##### DATASET ROWS
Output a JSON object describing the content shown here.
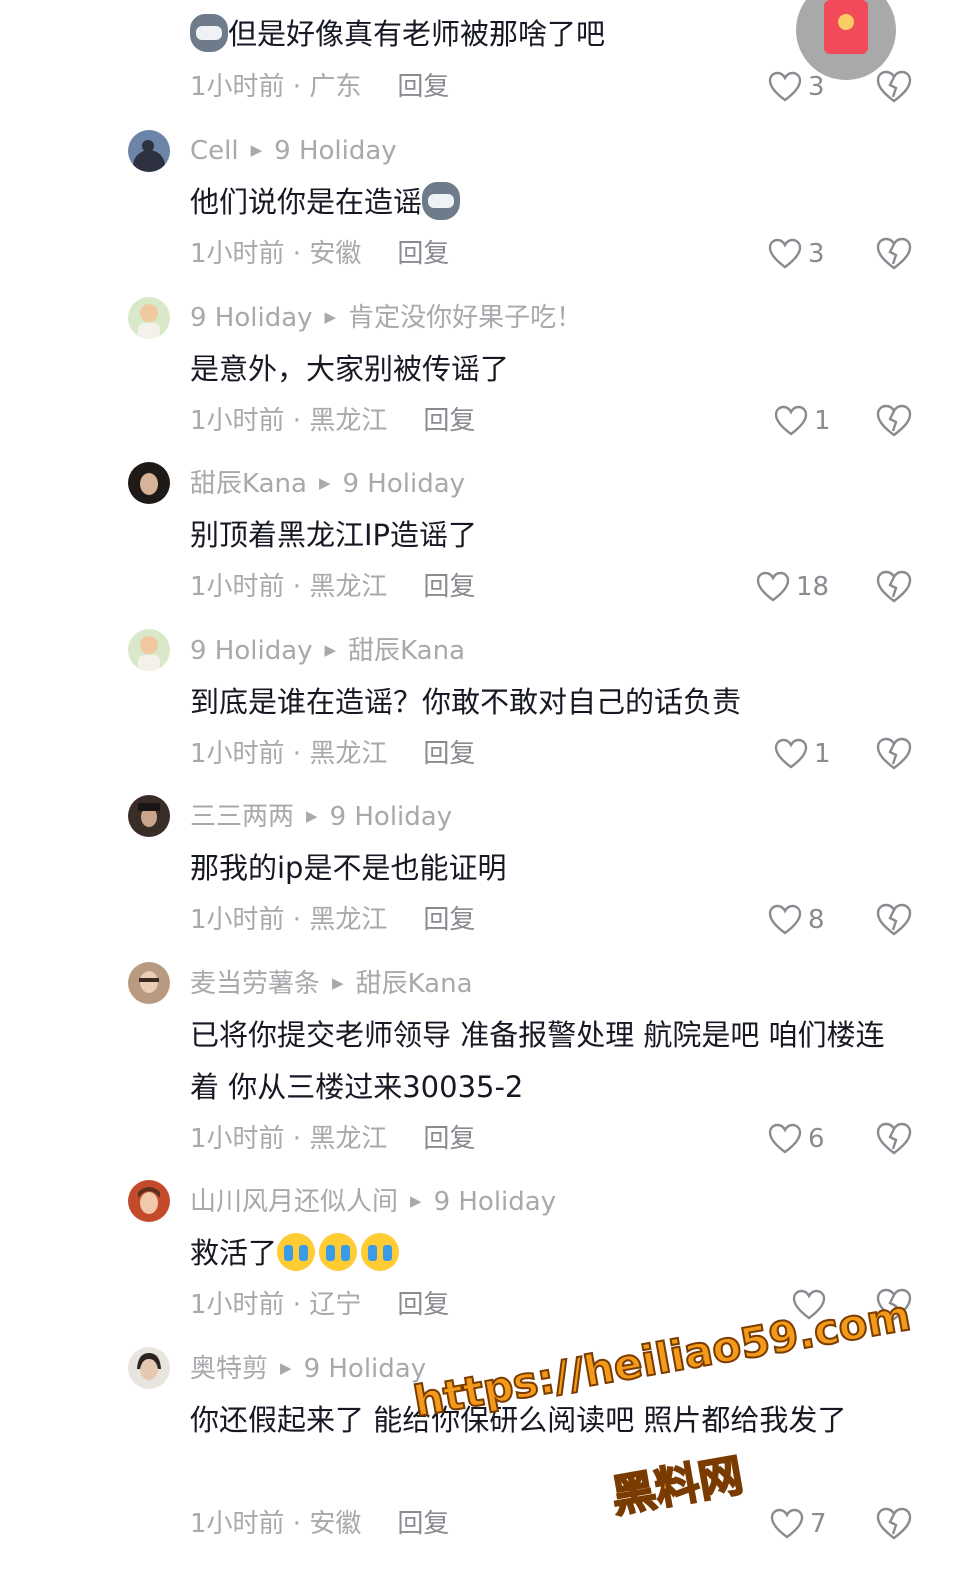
{
  "red_packet_icon": "red-envelope-icon",
  "colors": {
    "meta": "#a8a8ad",
    "text": "#161823",
    "watermark": "#f39a1a"
  },
  "comments": [
    {
      "text": "但是好像真有老师被那啥了吧",
      "leading_emoji": "cat-emoji",
      "time": "1小时前 · 广东",
      "reply": "回复",
      "likes": "3"
    },
    {
      "user": "Cell",
      "reply_to": "9 Holiday",
      "text": "他们说你是在造谣",
      "trailing_emoji": "cat-emoji",
      "time": "1小时前 · 安徽",
      "reply": "回复",
      "likes": "3"
    },
    {
      "user": "9 Holiday",
      "reply_to": "肯定没你好果子吃！",
      "text": "是意外，大家别被传谣了",
      "time": "1小时前 · 黑龙江",
      "reply": "回复",
      "likes": "1"
    },
    {
      "user": "甜辰Kana",
      "reply_to": "9 Holiday",
      "text": "别顶着黑龙江IP造谣了",
      "time": "1小时前 · 黑龙江",
      "reply": "回复",
      "likes": "18"
    },
    {
      "user": "9 Holiday",
      "reply_to": "甜辰Kana",
      "text": "到底是谁在造谣？你敢不敢对自己的话负责",
      "time": "1小时前 · 黑龙江",
      "reply": "回复",
      "likes": "1"
    },
    {
      "user": "三三两两",
      "reply_to": "9 Holiday",
      "text": "那我的ip是不是也能证明",
      "time": "1小时前 · 黑龙江",
      "reply": "回复",
      "likes": "8"
    },
    {
      "user": "麦当劳薯条",
      "reply_to": "甜辰Kana",
      "text": "已将你提交老师领导  准备报警处理 航院是吧 咱们楼连着 你从三楼过来30035-2",
      "time": "1小时前 · 黑龙江",
      "reply": "回复",
      "likes": "6"
    },
    {
      "user": "山川风月还似人间",
      "reply_to": "9 Holiday",
      "text": "救活了",
      "trailing_emoji": "crying-emoji x3",
      "time": "1小时前 · 辽宁",
      "reply": "回复",
      "likes": ""
    },
    {
      "user": "奥特剪",
      "reply_to": "9 Holiday",
      "text": "你还假起来了 能给你保研么阅读吧 照片都给我发了",
      "time": "1小时前 · 安徽",
      "reply": "回复",
      "likes": "7"
    }
  ],
  "watermark": {
    "url": "https://heiliao59.com",
    "name": "黑料网"
  }
}
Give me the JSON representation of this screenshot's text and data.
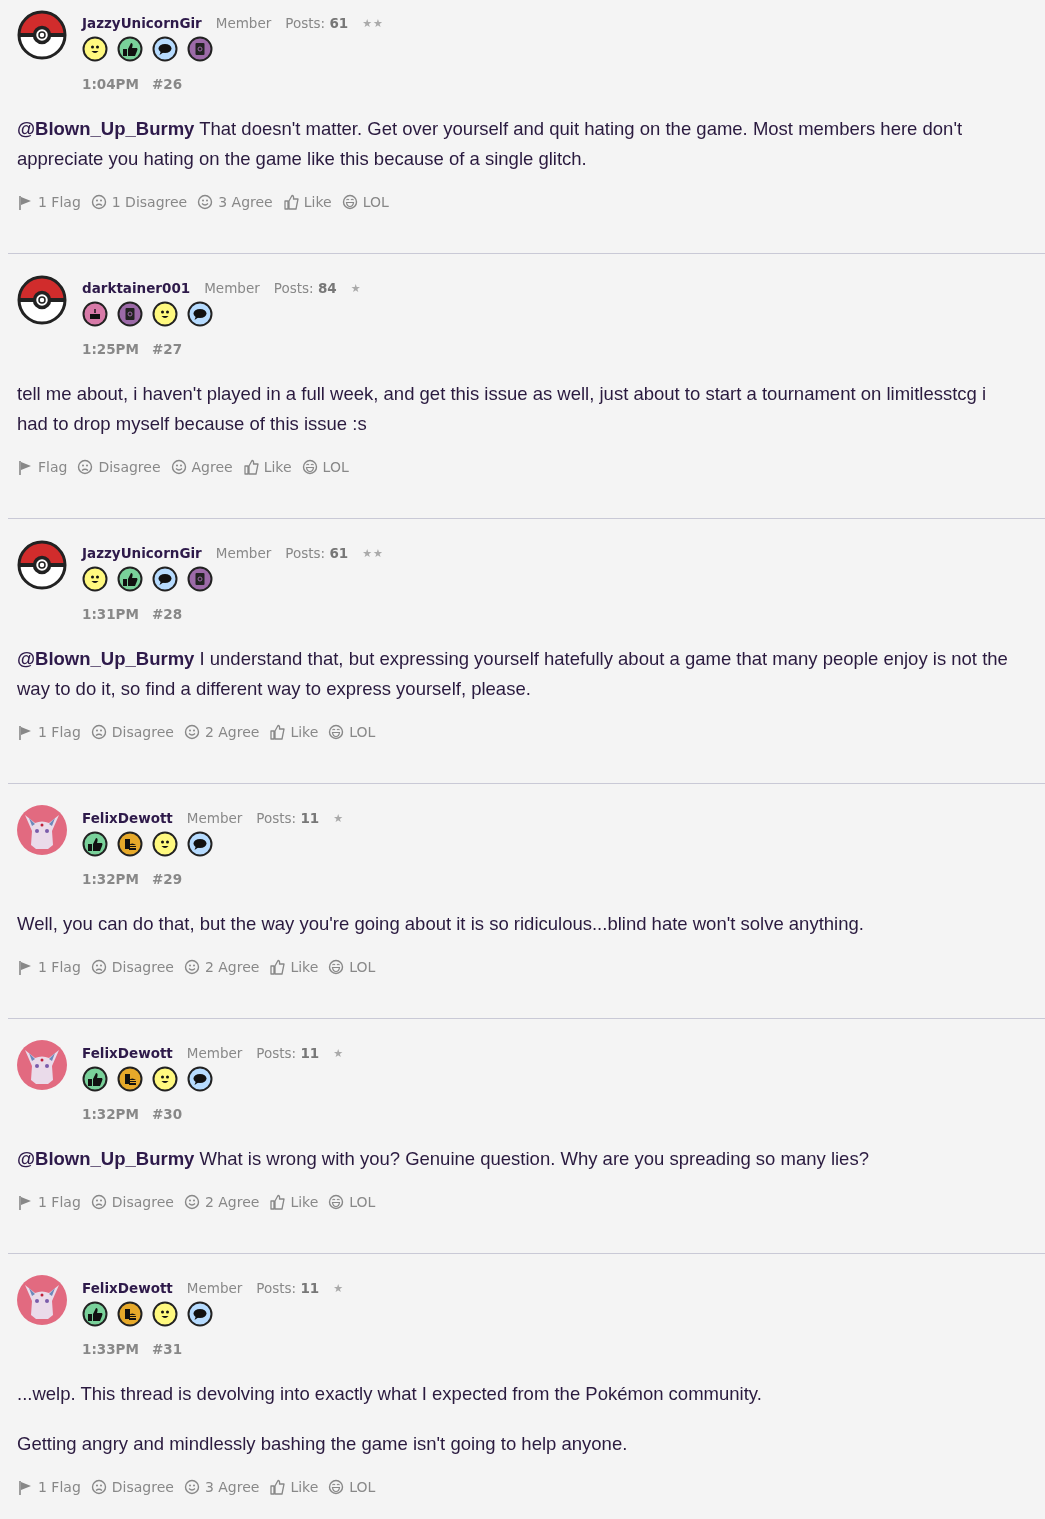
{
  "posts": [
    {
      "avatar": {
        "kind": "pokeball"
      },
      "username": "JazzyUnicornGir",
      "role": "Member",
      "posts_label": "Posts:",
      "posts_count": "61",
      "rank": "★★",
      "badges": [
        {
          "kind": "smiley"
        },
        {
          "kind": "thumb"
        },
        {
          "kind": "chat"
        },
        {
          "kind": "notebook"
        }
      ],
      "time": "1:04PM",
      "number": "#26",
      "paragraphs": [
        [
          "**@Blown_Up_Burmy** That doesn't matter. Get over yourself and quit hating on the game. Most members here don't",
          "appreciate you hating on the game like this because of a single glitch."
        ]
      ],
      "reactions": [
        {
          "kind": "flag",
          "label": "1 Flag"
        },
        {
          "kind": "disagree",
          "label": "1 Disagree"
        },
        {
          "kind": "agree",
          "label": "3 Agree"
        },
        {
          "kind": "like",
          "label": "Like"
        },
        {
          "kind": "lol",
          "label": "LOL"
        }
      ]
    },
    {
      "avatar": {
        "kind": "pokeball"
      },
      "username": "darktainer001",
      "role": "Member",
      "posts_label": "Posts:",
      "posts_count": "84",
      "rank": "★",
      "badges": [
        {
          "kind": "cake"
        },
        {
          "kind": "notebook"
        },
        {
          "kind": "smiley"
        },
        {
          "kind": "chat"
        }
      ],
      "time": "1:25PM",
      "number": "#27",
      "paragraphs": [
        [
          "tell me about, i haven't played in a full week, and get this issue as well, just about to start a tournament on limitlesstcg i",
          "had to drop myself because of this issue :s"
        ]
      ],
      "reactions": [
        {
          "kind": "flag",
          "label": "Flag"
        },
        {
          "kind": "disagree",
          "label": "Disagree"
        },
        {
          "kind": "agree",
          "label": "Agree"
        },
        {
          "kind": "like",
          "label": "Like"
        },
        {
          "kind": "lol",
          "label": "LOL"
        }
      ]
    },
    {
      "avatar": {
        "kind": "pokeball"
      },
      "username": "JazzyUnicornGir",
      "role": "Member",
      "posts_label": "Posts:",
      "posts_count": "61",
      "rank": "★★",
      "badges": [
        {
          "kind": "smiley"
        },
        {
          "kind": "thumb"
        },
        {
          "kind": "chat"
        },
        {
          "kind": "notebook"
        }
      ],
      "time": "1:31PM",
      "number": "#28",
      "paragraphs": [
        [
          "**@Blown_Up_Burmy** I understand that, but expressing yourself hatefully about a game that many people enjoy is not the",
          "way to do it, so find a different way to express yourself, please."
        ]
      ],
      "reactions": [
        {
          "kind": "flag",
          "label": "1 Flag"
        },
        {
          "kind": "disagree",
          "label": "Disagree"
        },
        {
          "kind": "agree",
          "label": "2 Agree"
        },
        {
          "kind": "like",
          "label": "Like"
        },
        {
          "kind": "lol",
          "label": "LOL"
        }
      ]
    },
    {
      "avatar": {
        "kind": "creature"
      },
      "username": "FelixDewott",
      "role": "Member",
      "posts_label": "Posts:",
      "posts_count": "11",
      "rank": "★",
      "badges": [
        {
          "kind": "thumb"
        },
        {
          "kind": "food"
        },
        {
          "kind": "smiley"
        },
        {
          "kind": "chat"
        }
      ],
      "time": "1:32PM",
      "number": "#29",
      "paragraphs": [
        [
          "Well, you can do that, but the way you're going about it is so ridiculous...blind hate won't solve anything."
        ]
      ],
      "reactions": [
        {
          "kind": "flag",
          "label": "1 Flag"
        },
        {
          "kind": "disagree",
          "label": "Disagree"
        },
        {
          "kind": "agree",
          "label": "2 Agree"
        },
        {
          "kind": "like",
          "label": "Like"
        },
        {
          "kind": "lol",
          "label": "LOL"
        }
      ]
    },
    {
      "avatar": {
        "kind": "creature"
      },
      "username": "FelixDewott",
      "role": "Member",
      "posts_label": "Posts:",
      "posts_count": "11",
      "rank": "★",
      "badges": [
        {
          "kind": "thumb"
        },
        {
          "kind": "food"
        },
        {
          "kind": "smiley"
        },
        {
          "kind": "chat"
        }
      ],
      "time": "1:32PM",
      "number": "#30",
      "paragraphs": [
        [
          "**@Blown_Up_Burmy** What is wrong with you? Genuine question. Why are you spreading so many lies?"
        ]
      ],
      "reactions": [
        {
          "kind": "flag",
          "label": "1 Flag"
        },
        {
          "kind": "disagree",
          "label": "Disagree"
        },
        {
          "kind": "agree",
          "label": "2 Agree"
        },
        {
          "kind": "like",
          "label": "Like"
        },
        {
          "kind": "lol",
          "label": "LOL"
        }
      ]
    },
    {
      "avatar": {
        "kind": "creature"
      },
      "username": "FelixDewott",
      "role": "Member",
      "posts_label": "Posts:",
      "posts_count": "11",
      "rank": "★",
      "badges": [
        {
          "kind": "thumb"
        },
        {
          "kind": "food"
        },
        {
          "kind": "smiley"
        },
        {
          "kind": "chat"
        }
      ],
      "time": "1:33PM",
      "number": "#31",
      "paragraphs": [
        [
          "...welp. This thread is devolving into exactly what I expected from the Pokémon community."
        ],
        [
          "Getting angry and mindlessly bashing the game isn't going to help anyone."
        ]
      ],
      "reactions": [
        {
          "kind": "flag",
          "label": "1 Flag"
        },
        {
          "kind": "disagree",
          "label": "Disagree"
        },
        {
          "kind": "agree",
          "label": "3 Agree"
        },
        {
          "kind": "like",
          "label": "Like"
        },
        {
          "kind": "lol",
          "label": "LOL"
        }
      ]
    }
  ]
}
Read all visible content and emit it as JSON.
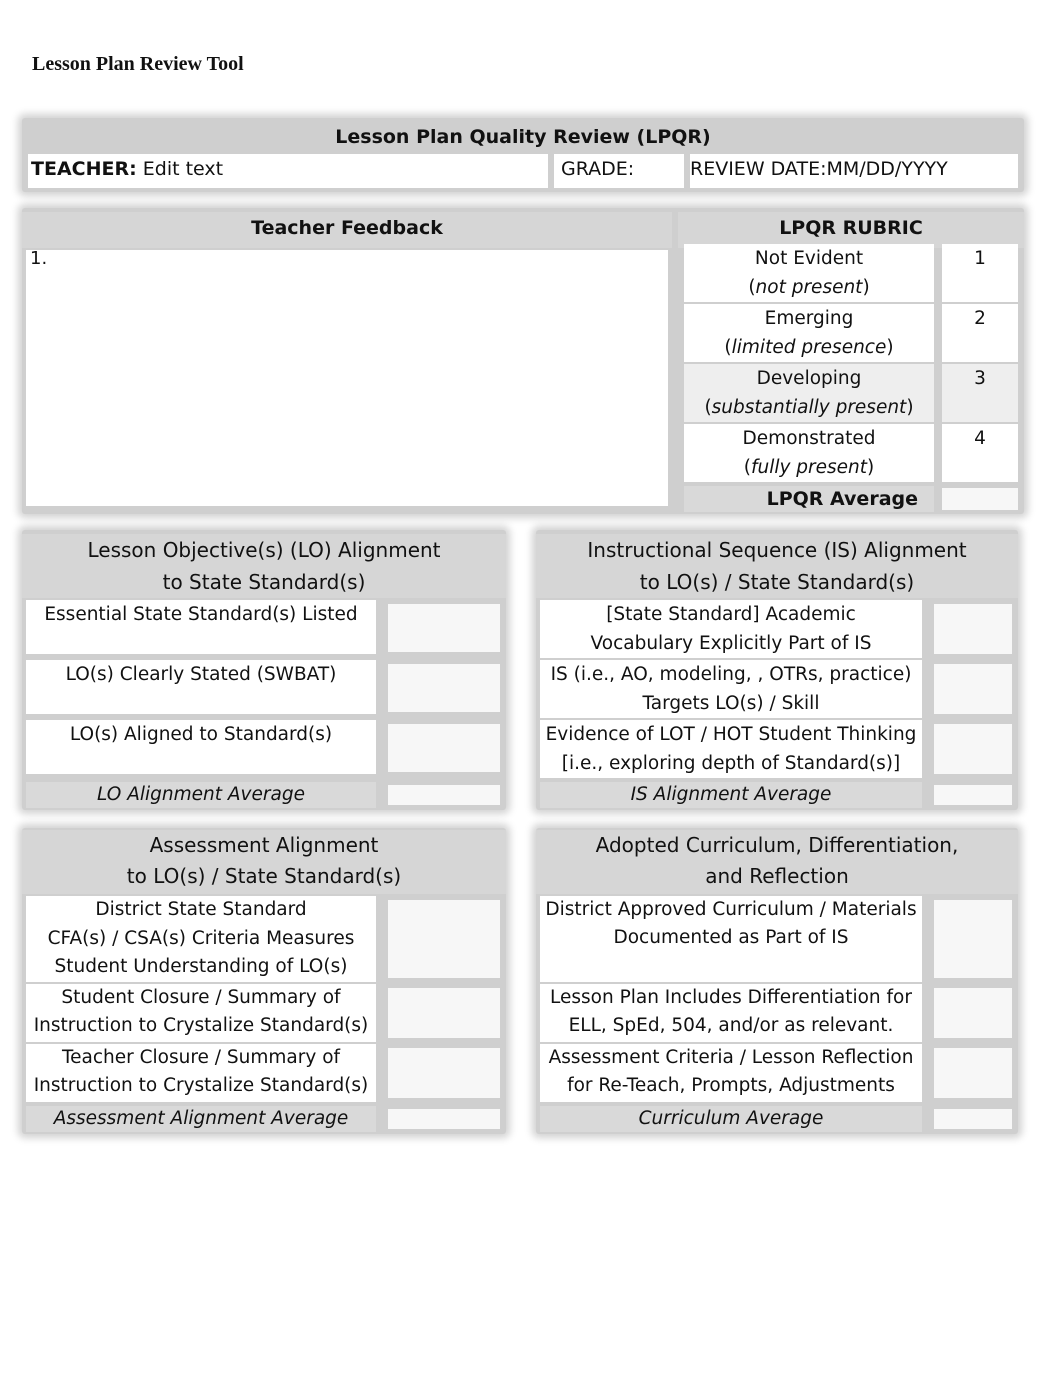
##########
Sift the material for lines with the string "because". Copy each one found.

          "appreciate you hating on the game like this because of a single glitch."
          "had to drop myself because of this issue :s"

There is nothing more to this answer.